PROBLEM DESCRIPTION: Report only how many lines of the entries below contain the string "content".

------------

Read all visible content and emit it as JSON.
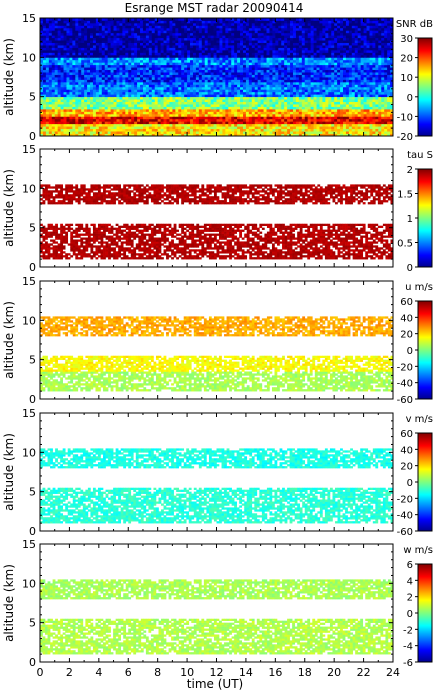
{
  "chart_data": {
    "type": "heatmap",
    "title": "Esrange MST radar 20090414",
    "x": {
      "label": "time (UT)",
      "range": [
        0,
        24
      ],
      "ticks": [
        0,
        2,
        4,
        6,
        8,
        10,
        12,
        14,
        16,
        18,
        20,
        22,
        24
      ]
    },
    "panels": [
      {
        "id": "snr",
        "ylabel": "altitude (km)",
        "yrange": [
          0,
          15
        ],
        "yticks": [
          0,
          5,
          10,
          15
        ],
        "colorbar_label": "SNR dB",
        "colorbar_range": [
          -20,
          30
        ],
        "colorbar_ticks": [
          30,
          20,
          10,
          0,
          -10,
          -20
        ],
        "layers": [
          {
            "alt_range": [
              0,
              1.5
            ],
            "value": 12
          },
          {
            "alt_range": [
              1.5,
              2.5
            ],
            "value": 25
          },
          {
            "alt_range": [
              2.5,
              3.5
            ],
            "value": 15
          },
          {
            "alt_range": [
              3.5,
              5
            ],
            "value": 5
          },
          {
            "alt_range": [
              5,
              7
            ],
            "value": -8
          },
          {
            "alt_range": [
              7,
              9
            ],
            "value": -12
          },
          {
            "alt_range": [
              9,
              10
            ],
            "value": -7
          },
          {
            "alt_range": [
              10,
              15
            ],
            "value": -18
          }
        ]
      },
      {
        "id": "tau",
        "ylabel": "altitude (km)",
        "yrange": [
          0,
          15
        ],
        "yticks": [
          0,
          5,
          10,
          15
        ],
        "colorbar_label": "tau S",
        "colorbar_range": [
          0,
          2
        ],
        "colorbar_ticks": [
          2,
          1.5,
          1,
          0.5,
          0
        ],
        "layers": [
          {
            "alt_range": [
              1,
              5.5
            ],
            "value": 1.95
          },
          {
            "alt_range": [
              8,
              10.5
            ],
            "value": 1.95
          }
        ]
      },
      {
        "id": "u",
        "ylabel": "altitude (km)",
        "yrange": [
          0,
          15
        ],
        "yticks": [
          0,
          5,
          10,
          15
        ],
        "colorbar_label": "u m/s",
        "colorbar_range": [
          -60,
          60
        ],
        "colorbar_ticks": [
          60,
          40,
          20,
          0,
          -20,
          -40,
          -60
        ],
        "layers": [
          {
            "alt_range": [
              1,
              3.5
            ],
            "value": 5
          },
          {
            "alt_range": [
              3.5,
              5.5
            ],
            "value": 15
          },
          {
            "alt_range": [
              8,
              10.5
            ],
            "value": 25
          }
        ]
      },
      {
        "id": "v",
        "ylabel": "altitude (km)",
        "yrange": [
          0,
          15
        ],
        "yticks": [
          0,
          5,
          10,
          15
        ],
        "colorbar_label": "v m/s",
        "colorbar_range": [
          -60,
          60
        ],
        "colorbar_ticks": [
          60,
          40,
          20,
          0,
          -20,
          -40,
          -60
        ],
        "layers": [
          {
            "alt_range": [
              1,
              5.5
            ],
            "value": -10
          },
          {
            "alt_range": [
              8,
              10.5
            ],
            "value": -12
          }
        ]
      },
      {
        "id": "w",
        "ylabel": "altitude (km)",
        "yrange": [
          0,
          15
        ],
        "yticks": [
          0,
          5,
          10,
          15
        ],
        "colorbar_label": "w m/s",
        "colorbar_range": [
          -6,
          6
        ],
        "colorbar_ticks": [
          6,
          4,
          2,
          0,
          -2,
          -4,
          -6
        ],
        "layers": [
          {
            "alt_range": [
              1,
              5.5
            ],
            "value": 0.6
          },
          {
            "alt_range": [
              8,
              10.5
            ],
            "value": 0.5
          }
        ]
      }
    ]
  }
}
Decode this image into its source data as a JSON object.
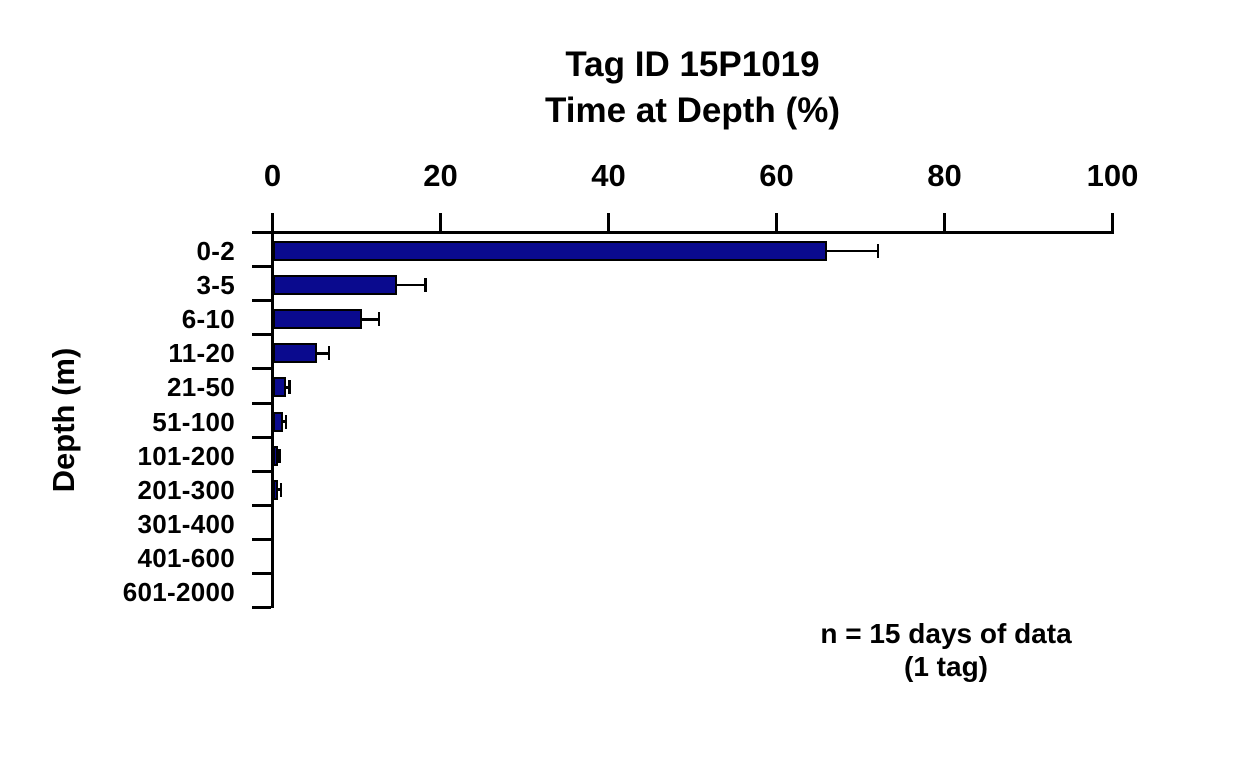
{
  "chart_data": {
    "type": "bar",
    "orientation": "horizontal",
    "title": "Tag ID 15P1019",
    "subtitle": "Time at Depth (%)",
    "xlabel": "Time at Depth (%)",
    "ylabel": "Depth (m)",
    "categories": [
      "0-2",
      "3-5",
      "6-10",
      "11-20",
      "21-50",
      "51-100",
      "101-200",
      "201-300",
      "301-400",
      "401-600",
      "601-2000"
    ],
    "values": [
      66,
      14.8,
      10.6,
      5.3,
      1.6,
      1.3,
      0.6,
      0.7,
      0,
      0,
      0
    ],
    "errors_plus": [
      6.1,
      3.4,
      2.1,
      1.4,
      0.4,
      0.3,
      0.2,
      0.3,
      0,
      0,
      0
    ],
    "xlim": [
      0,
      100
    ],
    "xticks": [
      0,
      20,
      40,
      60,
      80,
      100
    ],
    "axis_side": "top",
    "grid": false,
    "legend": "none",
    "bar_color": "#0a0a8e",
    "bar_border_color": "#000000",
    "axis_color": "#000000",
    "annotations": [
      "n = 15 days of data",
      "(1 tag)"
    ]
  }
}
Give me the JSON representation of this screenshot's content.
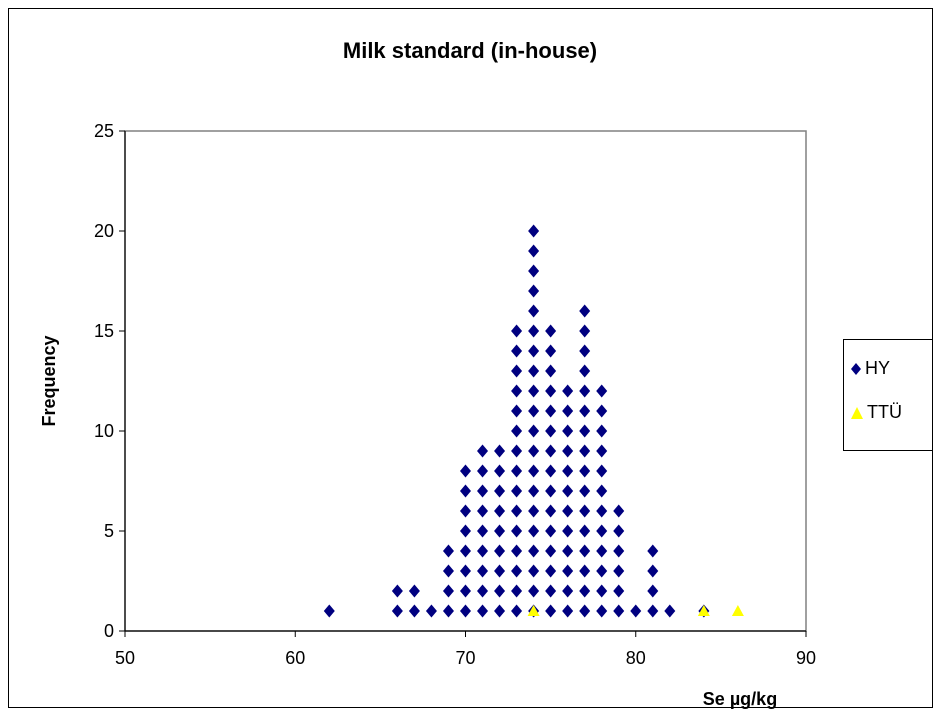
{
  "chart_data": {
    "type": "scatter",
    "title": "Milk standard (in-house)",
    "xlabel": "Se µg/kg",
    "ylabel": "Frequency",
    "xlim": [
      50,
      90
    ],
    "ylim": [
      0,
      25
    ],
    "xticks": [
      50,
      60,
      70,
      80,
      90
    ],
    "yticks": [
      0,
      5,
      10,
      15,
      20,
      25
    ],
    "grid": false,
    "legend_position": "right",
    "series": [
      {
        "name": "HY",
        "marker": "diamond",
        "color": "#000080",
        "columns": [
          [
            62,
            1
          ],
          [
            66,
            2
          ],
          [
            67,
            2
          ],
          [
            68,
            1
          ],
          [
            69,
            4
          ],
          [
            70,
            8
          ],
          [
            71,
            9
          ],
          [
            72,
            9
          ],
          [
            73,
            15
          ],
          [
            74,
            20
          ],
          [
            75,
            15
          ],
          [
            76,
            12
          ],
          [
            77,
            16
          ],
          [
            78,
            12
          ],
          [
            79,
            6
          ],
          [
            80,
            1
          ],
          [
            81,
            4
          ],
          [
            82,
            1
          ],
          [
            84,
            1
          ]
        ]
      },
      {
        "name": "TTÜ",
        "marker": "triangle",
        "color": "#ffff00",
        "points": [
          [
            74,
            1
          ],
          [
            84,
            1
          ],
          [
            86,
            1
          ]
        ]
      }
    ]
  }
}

------------

ANSWER TO THE EXERCISE: 2